▶ [What you will do]
Copy every record exactly, and keep the pictures out.

++++++++++++++++++++

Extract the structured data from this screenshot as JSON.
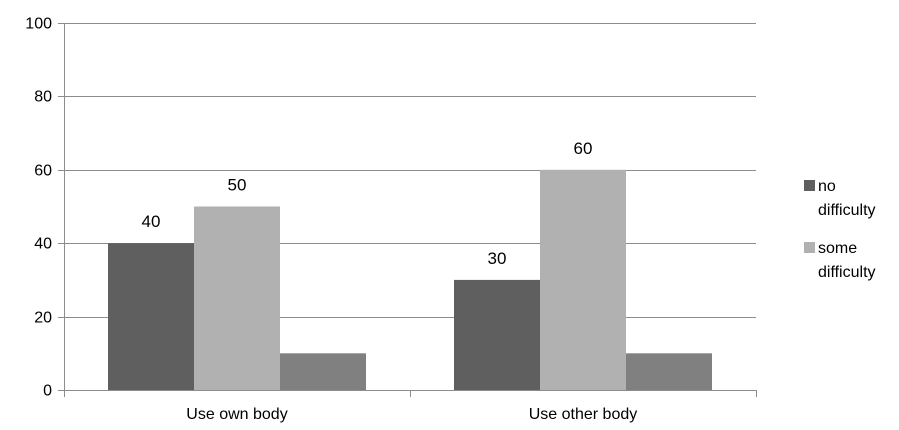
{
  "chart_data": {
    "type": "bar",
    "categories": [
      "Use own body",
      "Use other body"
    ],
    "series": [
      {
        "name": "no difficulty",
        "values": [
          40,
          30
        ],
        "color": "#5f5f5f",
        "labeled": true
      },
      {
        "name": "some difficulty",
        "values": [
          50,
          60
        ],
        "color": "#b1b1b1",
        "labeled": true
      },
      {
        "name": "",
        "values": [
          10,
          10
        ],
        "color": "#808080",
        "labeled": false
      }
    ],
    "ylim": [
      0,
      100
    ],
    "yticks": [
      0,
      20,
      40,
      60,
      80,
      100
    ],
    "grid": true,
    "legend": {
      "position": "right",
      "entries": [
        {
          "line1": "no",
          "line2": "difficulty",
          "color": "#5f5f5f"
        },
        {
          "line1": "some",
          "line2": "difficulty",
          "color": "#b1b1b1"
        }
      ]
    },
    "title": "",
    "xlabel": "",
    "ylabel": ""
  }
}
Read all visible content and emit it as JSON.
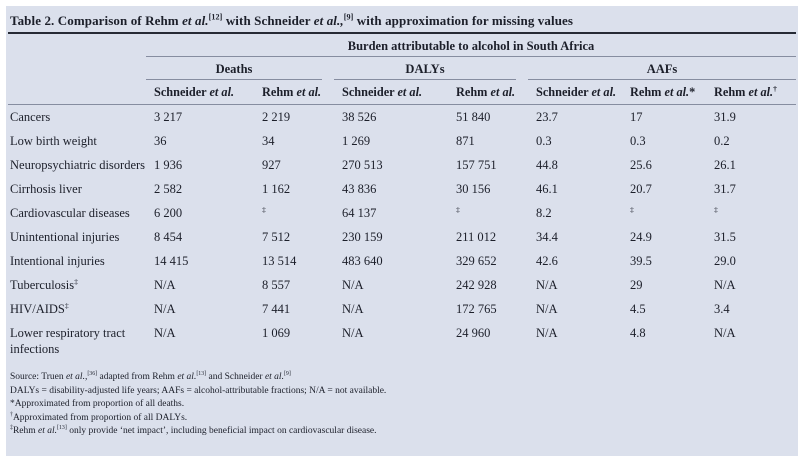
{
  "colors": {
    "panel_bg": "#dbe0ec",
    "text": "#1c1f2a",
    "rule_dark": "#262a35",
    "rule_gray": "#868da0"
  },
  "title_segments": [
    {
      "t": "Table 2. Comparison of Rehm "
    },
    {
      "t": "et al.",
      "i": true
    },
    {
      "t": "[12]",
      "sup": true
    },
    {
      "t": " with Schneider "
    },
    {
      "t": "et al.,",
      "i": true
    },
    {
      "t": "[9]",
      "sup": true
    },
    {
      "t": " with approximation for missing values"
    }
  ],
  "table": {
    "spanner": "Burden attributable to alcohol in South Africa",
    "groups": [
      {
        "label": "Deaths"
      },
      {
        "label": "DALYs"
      },
      {
        "label": "AAFs"
      }
    ],
    "subheaders": [
      [
        {
          "t": "Schneider "
        },
        {
          "t": "et al.",
          "i": true
        }
      ],
      [
        {
          "t": "Rehm "
        },
        {
          "t": "et al.",
          "i": true
        }
      ],
      [
        {
          "t": "Schneider "
        },
        {
          "t": "et al.",
          "i": true
        }
      ],
      [
        {
          "t": "Rehm "
        },
        {
          "t": "et al.",
          "i": true
        }
      ],
      [
        {
          "t": "Schneider "
        },
        {
          "t": "et al.",
          "i": true
        }
      ],
      [
        {
          "t": "Rehm "
        },
        {
          "t": "et al.",
          "i": true
        },
        {
          "t": "*"
        }
      ],
      [
        {
          "t": "Rehm "
        },
        {
          "t": "et al.",
          "i": true
        },
        {
          "t": "†",
          "sup": true
        }
      ]
    ],
    "rows": [
      {
        "label": [
          {
            "t": "Cancers"
          }
        ],
        "values": [
          "3 217",
          "2 219",
          "38 526",
          "51 840",
          "23.7",
          "17",
          "31.9"
        ]
      },
      {
        "label": [
          {
            "t": "Low birth weight"
          }
        ],
        "values": [
          "36",
          "34",
          "1 269",
          "871",
          "0.3",
          "0.3",
          "0.2"
        ]
      },
      {
        "label": [
          {
            "t": "Neuropsychiatric disorders"
          }
        ],
        "values": [
          "1 936",
          "927",
          "270 513",
          "157 751",
          "44.8",
          "25.6",
          "26.1"
        ]
      },
      {
        "label": [
          {
            "t": "Cirrhosis liver"
          }
        ],
        "values": [
          "2 582",
          "1 162",
          "43 836",
          "30 156",
          "46.1",
          "20.7",
          "31.7"
        ]
      },
      {
        "label": [
          {
            "t": "Cardiovascular diseases"
          }
        ],
        "values": [
          "6 200",
          "‡",
          "64 137",
          "‡",
          "8.2",
          "‡",
          "‡"
        ]
      },
      {
        "label": [
          {
            "t": "Unintentional injuries"
          }
        ],
        "values": [
          "8 454",
          "7 512",
          "230 159",
          "211 012",
          "34.4",
          "24.9",
          "31.5"
        ]
      },
      {
        "label": [
          {
            "t": "Intentional injuries"
          }
        ],
        "values": [
          "14 415",
          "13 514",
          "483 640",
          "329 652",
          "42.6",
          "39.5",
          "29.0"
        ]
      },
      {
        "label": [
          {
            "t": "Tuberculosis"
          },
          {
            "t": "‡",
            "sup": true
          }
        ],
        "values": [
          "N/A",
          "8 557",
          "N/A",
          "242 928",
          "N/A",
          "29",
          "N/A"
        ]
      },
      {
        "label": [
          {
            "t": "HIV/AIDS"
          },
          {
            "t": "‡",
            "sup": true
          }
        ],
        "values": [
          "N/A",
          "7 441",
          "N/A",
          "172 765",
          "N/A",
          "4.5",
          "3.4"
        ]
      },
      {
        "label": [
          {
            "t": "Lower respiratory tract infections"
          }
        ],
        "values": [
          "N/A",
          "1 069",
          "N/A",
          "24 960",
          "N/A",
          "4.8",
          "N/A"
        ]
      }
    ]
  },
  "footnotes": [
    [
      {
        "t": "Source: Truen "
      },
      {
        "t": "et al.,",
        "i": true
      },
      {
        "t": "[36]",
        "sup": true
      },
      {
        "t": " adapted from Rehm "
      },
      {
        "t": "et al.",
        "i": true
      },
      {
        "t": "[13]",
        "sup": true
      },
      {
        "t": " and Schneider "
      },
      {
        "t": "et al.",
        "i": true
      },
      {
        "t": "[9]",
        "sup": true
      }
    ],
    [
      {
        "t": "DALYs = disability-adjusted life years; AAFs = alcohol-attributable fractions; N/A = not available."
      }
    ],
    [
      {
        "t": "*Approximated from proportion of all deaths."
      }
    ],
    [
      {
        "t": "†",
        "sup": true
      },
      {
        "t": "Approximated from proportion of all DALYs."
      }
    ],
    [
      {
        "t": "‡",
        "sup": true
      },
      {
        "t": "Rehm "
      },
      {
        "t": "et al.",
        "i": true
      },
      {
        "t": "[13]",
        "sup": true
      },
      {
        "t": " only provide ‘net impact’, including beneficial impact on cardiovascular disease."
      }
    ]
  ]
}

++++++++++++++++++++

▶ [Exercise answer]
Extract the structured data from this screenshot as JSON.
{
  "chart_data": {
    "type": "bar",
    "categories": [
      "Use own body",
      "Use other body"
    ],
    "series": [
      {
        "name": "no difficulty",
        "values": [
          40,
          30
        ],
        "color": "#5f5f5f",
        "labeled": true
      },
      {
        "name": "some difficulty",
        "values": [
          50,
          60
        ],
        "color": "#b1b1b1",
        "labeled": true
      },
      {
        "name": "",
        "values": [
          10,
          10
        ],
        "color": "#808080",
        "labeled": false
      }
    ],
    "ylim": [
      0,
      100
    ],
    "yticks": [
      0,
      20,
      40,
      60,
      80,
      100
    ],
    "grid": true,
    "legend": {
      "position": "right",
      "entries": [
        {
          "line1": "no",
          "line2": "difficulty",
          "color": "#5f5f5f"
        },
        {
          "line1": "some",
          "line2": "difficulty",
          "color": "#b1b1b1"
        }
      ]
    },
    "title": "",
    "xlabel": "",
    "ylabel": ""
  }
}
Read all visible content and emit it as JSON.
{
  "colors": {
    "panel_bg": "#dbe0ec",
    "text": "#1c1f2a",
    "rule_dark": "#262a35",
    "rule_gray": "#868da0"
  },
  "title_segments": [
    {
      "t": "Table 2. Comparison of Rehm "
    },
    {
      "t": "et al.",
      "i": true
    },
    {
      "t": "[12]",
      "sup": true
    },
    {
      "t": " with Schneider "
    },
    {
      "t": "et al.,",
      "i": true
    },
    {
      "t": "[9]",
      "sup": true
    },
    {
      "t": " with approximation for missing values"
    }
  ],
  "table": {
    "spanner": "Burden attributable to alcohol in South Africa",
    "groups": [
      {
        "label": "Deaths"
      },
      {
        "label": "DALYs"
      },
      {
        "label": "AAFs"
      }
    ],
    "subheaders": [
      [
        {
          "t": "Schneider "
        },
        {
          "t": "et al.",
          "i": true
        }
      ],
      [
        {
          "t": "Rehm "
        },
        {
          "t": "et al.",
          "i": true
        }
      ],
      [
        {
          "t": "Schneider "
        },
        {
          "t": "et al.",
          "i": true
        }
      ],
      [
        {
          "t": "Rehm "
        },
        {
          "t": "et al.",
          "i": true
        }
      ],
      [
        {
          "t": "Schneider "
        },
        {
          "t": "et al.",
          "i": true
        }
      ],
      [
        {
          "t": "Rehm "
        },
        {
          "t": "et al.",
          "i": true
        },
        {
          "t": "*"
        }
      ],
      [
        {
          "t": "Rehm "
        },
        {
          "t": "et al.",
          "i": true
        },
        {
          "t": "†",
          "sup": true
        }
      ]
    ],
    "rows": [
      {
        "label": [
          {
            "t": "Cancers"
          }
        ],
        "values": [
          "3 217",
          "2 219",
          "38 526",
          "51 840",
          "23.7",
          "17",
          "31.9"
        ]
      },
      {
        "label": [
          {
            "t": "Low birth weight"
          }
        ],
        "values": [
          "36",
          "34",
          "1 269",
          "871",
          "0.3",
          "0.3",
          "0.2"
        ]
      },
      {
        "label": [
          {
            "t": "Neuropsychiatric disorders"
          }
        ],
        "values": [
          "1 936",
          "927",
          "270 513",
          "157 751",
          "44.8",
          "25.6",
          "26.1"
        ]
      },
      {
        "label": [
          {
            "t": "Cirrhosis liver"
          }
        ],
        "values": [
          "2 582",
          "1 162",
          "43 836",
          "30 156",
          "46.1",
          "20.7",
          "31.7"
        ]
      },
      {
        "label": [
          {
            "t": "Cardiovascular diseases"
          }
        ],
        "values": [
          "6 200",
          "‡",
          "64 137",
          "‡",
          "8.2",
          "‡",
          "‡"
        ]
      },
      {
        "label": [
          {
            "t": "Unintentional injuries"
          }
        ],
        "values": [
          "8 454",
          "7 512",
          "230 159",
          "211 012",
          "34.4",
          "24.9",
          "31.5"
        ]
      },
      {
        "label": [
          {
            "t": "Intentional injuries"
          }
        ],
        "values": [
          "14 415",
          "13 514",
          "483 640",
          "329 652",
          "42.6",
          "39.5",
          "29.0"
        ]
      },
      {
        "label": [
          {
            "t": "Tuberculosis"
          },
          {
            "t": "‡",
            "sup": true
          }
        ],
        "values": [
          "N/A",
          "8 557",
          "N/A",
          "242 928",
          "N/A",
          "29",
          "N/A"
        ]
      },
      {
        "label": [
          {
            "t": "HIV/AIDS"
          },
          {
            "t": "‡",
            "sup": true
          }
        ],
        "values": [
          "N/A",
          "7 441",
          "N/A",
          "172 765",
          "N/A",
          "4.5",
          "3.4"
        ]
      },
      {
        "label": [
          {
            "t": "Lower respiratory tract infections"
          }
        ],
        "values": [
          "N/A",
          "1 069",
          "N/A",
          "24 960",
          "N/A",
          "4.8",
          "N/A"
        ]
      }
    ]
  },
  "footnotes": [
    [
      {
        "t": "Source: Truen "
      },
      {
        "t": "et al.,",
        "i": true
      },
      {
        "t": "[36]",
        "sup": true
      },
      {
        "t": " adapted from Rehm "
      },
      {
        "t": "et al.",
        "i": true
      },
      {
        "t": "[13]",
        "sup": true
      },
      {
        "t": " and Schneider "
      },
      {
        "t": "et al.",
        "i": true
      },
      {
        "t": "[9]",
        "sup": true
      }
    ],
    [
      {
        "t": "DALYs = disability-adjusted life years; AAFs = alcohol-attributable fractions; N/A = not available."
      }
    ],
    [
      {
        "t": "*Approximated from proportion of all deaths."
      }
    ],
    [
      {
        "t": "†",
        "sup": true
      },
      {
        "t": "Approximated from proportion of all DALYs."
      }
    ],
    [
      {
        "t": "‡",
        "sup": true
      },
      {
        "t": "Rehm "
      },
      {
        "t": "et al.",
        "i": true
      },
      {
        "t": "[13]",
        "sup": true
      },
      {
        "t": " only provide ‘net impact’, including beneficial impact on cardiovascular disease."
      }
    ]
  ]
}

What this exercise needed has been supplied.